--- Work request ---
A single figure is required: the number of lines in the listing below containing the word "does".
----
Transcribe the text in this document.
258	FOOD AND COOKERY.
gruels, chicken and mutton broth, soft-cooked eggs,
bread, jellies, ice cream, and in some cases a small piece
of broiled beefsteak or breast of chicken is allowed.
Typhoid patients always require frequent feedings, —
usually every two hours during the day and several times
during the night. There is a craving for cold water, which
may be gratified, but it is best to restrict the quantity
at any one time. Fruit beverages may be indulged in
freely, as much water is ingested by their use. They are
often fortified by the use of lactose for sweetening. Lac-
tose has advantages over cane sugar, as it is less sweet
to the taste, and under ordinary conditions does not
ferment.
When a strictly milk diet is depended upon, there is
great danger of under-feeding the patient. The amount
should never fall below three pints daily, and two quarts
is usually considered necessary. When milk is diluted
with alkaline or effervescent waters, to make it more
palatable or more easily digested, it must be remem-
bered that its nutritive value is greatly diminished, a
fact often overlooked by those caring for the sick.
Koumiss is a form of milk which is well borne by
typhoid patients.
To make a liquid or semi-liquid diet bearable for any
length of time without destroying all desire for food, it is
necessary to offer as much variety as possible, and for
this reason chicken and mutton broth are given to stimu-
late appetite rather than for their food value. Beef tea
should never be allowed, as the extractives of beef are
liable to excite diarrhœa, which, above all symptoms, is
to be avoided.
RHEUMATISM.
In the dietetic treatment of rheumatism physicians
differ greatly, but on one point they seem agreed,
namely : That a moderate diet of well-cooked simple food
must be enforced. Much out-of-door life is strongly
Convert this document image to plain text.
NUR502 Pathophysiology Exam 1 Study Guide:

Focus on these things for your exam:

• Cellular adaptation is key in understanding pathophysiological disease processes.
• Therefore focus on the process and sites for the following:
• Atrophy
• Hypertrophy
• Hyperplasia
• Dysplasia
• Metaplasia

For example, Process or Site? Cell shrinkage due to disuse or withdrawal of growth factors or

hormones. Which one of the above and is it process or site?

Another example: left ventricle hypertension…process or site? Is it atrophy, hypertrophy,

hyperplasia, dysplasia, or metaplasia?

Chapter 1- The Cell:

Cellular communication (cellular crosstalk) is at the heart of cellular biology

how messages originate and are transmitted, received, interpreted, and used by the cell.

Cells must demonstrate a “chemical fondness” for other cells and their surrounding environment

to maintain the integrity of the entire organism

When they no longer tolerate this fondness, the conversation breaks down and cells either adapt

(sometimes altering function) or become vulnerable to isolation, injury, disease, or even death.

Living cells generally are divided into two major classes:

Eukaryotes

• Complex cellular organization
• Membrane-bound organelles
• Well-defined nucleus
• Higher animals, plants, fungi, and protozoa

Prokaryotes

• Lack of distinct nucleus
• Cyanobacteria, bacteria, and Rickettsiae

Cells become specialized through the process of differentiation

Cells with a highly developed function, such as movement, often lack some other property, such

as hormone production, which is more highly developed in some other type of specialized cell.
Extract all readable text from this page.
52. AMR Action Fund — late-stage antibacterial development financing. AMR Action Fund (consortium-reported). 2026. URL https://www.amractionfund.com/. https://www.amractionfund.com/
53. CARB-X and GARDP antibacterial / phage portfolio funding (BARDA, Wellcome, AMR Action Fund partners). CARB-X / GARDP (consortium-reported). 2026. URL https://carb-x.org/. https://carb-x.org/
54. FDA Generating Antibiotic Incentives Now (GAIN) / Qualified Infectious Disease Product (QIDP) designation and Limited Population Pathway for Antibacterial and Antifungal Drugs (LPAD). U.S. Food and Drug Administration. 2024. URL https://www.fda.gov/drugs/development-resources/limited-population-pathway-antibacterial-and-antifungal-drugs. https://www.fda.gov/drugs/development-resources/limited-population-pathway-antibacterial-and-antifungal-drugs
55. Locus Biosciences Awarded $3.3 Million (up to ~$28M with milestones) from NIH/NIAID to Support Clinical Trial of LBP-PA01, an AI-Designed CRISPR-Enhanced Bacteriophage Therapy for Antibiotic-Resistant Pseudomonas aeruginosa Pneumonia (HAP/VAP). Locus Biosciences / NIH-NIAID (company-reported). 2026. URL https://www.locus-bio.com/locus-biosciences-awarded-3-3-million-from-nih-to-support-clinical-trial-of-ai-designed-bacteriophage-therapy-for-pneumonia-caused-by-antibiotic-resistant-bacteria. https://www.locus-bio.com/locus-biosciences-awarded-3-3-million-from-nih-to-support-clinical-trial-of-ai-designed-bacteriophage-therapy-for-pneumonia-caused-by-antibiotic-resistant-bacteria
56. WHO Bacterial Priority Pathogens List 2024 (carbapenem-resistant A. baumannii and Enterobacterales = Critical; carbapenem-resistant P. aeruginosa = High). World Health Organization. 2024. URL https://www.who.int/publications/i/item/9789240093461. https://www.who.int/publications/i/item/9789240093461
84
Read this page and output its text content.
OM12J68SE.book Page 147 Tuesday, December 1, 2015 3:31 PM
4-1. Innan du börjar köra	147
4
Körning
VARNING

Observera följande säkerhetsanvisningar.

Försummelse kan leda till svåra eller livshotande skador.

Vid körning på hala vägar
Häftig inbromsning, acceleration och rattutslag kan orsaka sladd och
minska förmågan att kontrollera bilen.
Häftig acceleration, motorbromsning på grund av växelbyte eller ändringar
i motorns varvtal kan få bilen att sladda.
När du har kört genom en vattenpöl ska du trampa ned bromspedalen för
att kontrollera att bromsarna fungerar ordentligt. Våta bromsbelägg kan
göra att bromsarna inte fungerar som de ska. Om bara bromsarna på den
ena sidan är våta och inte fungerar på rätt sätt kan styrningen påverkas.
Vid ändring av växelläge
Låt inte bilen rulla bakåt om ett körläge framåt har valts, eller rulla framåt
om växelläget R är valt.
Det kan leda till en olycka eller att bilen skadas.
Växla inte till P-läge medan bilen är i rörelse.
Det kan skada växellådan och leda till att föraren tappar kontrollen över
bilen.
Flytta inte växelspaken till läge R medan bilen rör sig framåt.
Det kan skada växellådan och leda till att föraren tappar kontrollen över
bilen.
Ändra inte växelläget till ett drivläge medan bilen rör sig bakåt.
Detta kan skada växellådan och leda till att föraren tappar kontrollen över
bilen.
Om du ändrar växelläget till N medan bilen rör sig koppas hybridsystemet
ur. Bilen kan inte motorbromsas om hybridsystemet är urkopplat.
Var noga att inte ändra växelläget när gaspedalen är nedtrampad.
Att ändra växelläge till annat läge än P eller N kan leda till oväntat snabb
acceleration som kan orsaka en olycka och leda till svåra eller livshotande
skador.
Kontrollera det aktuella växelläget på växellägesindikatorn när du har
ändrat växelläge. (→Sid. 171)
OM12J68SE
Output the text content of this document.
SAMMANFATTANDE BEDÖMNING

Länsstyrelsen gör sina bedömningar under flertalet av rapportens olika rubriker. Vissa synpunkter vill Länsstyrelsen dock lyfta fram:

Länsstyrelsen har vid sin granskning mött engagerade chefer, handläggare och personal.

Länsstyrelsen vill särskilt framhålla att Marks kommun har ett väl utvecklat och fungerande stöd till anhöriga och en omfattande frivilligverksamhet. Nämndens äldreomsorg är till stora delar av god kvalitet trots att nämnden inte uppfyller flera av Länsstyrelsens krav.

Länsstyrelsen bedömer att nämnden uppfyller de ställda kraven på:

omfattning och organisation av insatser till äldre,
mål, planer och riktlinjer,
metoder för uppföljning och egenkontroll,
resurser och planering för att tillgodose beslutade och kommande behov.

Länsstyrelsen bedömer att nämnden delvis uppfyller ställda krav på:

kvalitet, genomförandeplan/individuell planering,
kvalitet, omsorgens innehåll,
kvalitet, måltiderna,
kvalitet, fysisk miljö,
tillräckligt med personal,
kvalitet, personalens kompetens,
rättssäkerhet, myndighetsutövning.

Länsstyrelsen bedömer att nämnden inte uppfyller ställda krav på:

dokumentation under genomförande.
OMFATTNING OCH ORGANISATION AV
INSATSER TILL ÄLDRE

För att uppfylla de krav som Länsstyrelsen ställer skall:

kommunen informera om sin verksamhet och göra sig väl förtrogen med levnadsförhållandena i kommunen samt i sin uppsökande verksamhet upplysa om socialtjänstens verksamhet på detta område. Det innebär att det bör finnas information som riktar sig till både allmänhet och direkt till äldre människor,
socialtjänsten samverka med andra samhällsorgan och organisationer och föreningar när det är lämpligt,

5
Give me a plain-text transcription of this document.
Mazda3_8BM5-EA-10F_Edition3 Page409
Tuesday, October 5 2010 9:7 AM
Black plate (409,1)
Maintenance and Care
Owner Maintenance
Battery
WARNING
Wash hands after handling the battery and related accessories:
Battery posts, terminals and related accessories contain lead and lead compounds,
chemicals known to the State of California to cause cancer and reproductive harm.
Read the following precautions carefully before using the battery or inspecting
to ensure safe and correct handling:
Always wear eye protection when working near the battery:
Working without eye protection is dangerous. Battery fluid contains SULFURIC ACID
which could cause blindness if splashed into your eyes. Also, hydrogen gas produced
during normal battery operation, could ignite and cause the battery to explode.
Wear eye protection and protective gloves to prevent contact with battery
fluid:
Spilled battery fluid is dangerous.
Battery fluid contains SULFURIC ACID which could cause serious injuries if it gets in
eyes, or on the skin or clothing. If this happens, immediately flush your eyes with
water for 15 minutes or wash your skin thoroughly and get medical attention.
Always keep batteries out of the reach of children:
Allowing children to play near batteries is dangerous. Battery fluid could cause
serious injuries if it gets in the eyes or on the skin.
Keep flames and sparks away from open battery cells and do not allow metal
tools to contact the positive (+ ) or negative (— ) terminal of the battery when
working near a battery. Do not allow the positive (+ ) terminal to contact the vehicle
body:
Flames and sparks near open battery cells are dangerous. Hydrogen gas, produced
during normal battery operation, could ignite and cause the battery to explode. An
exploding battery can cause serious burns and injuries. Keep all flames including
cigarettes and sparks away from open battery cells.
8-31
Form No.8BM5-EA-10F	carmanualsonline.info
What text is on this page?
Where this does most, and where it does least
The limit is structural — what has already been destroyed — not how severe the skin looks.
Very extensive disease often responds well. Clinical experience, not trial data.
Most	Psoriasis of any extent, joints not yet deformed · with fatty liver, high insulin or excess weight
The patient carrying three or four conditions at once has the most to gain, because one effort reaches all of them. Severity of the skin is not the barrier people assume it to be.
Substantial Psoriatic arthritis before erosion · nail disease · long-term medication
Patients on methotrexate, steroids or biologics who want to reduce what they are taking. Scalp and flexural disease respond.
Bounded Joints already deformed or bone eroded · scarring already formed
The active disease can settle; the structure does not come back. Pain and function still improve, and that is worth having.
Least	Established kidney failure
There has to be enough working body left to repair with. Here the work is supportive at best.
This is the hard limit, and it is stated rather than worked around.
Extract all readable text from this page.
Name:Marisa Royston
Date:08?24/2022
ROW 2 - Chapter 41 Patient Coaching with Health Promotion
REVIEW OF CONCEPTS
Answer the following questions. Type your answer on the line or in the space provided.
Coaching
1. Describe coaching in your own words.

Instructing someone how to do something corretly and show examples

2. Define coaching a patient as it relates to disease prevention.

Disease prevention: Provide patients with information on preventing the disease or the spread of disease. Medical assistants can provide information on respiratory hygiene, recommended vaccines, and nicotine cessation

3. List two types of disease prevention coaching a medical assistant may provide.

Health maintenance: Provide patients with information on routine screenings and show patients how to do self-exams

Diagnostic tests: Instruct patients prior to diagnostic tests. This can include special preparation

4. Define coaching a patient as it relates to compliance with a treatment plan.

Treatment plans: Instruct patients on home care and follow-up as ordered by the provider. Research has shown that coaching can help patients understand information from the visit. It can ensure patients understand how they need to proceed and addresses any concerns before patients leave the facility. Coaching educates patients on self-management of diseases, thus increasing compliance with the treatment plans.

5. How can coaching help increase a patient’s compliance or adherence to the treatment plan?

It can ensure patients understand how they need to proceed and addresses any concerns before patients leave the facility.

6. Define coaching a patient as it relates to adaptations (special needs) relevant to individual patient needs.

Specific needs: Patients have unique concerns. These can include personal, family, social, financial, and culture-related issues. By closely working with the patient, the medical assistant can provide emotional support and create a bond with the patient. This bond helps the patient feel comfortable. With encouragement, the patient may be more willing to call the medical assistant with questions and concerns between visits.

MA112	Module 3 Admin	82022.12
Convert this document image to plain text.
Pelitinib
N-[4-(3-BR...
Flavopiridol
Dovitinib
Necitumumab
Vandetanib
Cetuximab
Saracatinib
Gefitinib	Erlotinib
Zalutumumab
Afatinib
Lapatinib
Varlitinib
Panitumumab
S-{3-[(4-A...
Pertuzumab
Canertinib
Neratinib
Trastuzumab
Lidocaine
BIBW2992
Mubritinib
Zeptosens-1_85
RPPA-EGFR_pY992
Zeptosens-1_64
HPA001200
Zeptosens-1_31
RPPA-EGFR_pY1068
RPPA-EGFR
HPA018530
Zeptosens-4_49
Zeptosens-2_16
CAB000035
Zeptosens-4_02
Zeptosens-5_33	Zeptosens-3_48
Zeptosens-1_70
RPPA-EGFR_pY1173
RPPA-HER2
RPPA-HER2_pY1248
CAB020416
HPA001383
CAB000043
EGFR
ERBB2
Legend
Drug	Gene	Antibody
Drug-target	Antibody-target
----
--- Answer to the exercise ---
3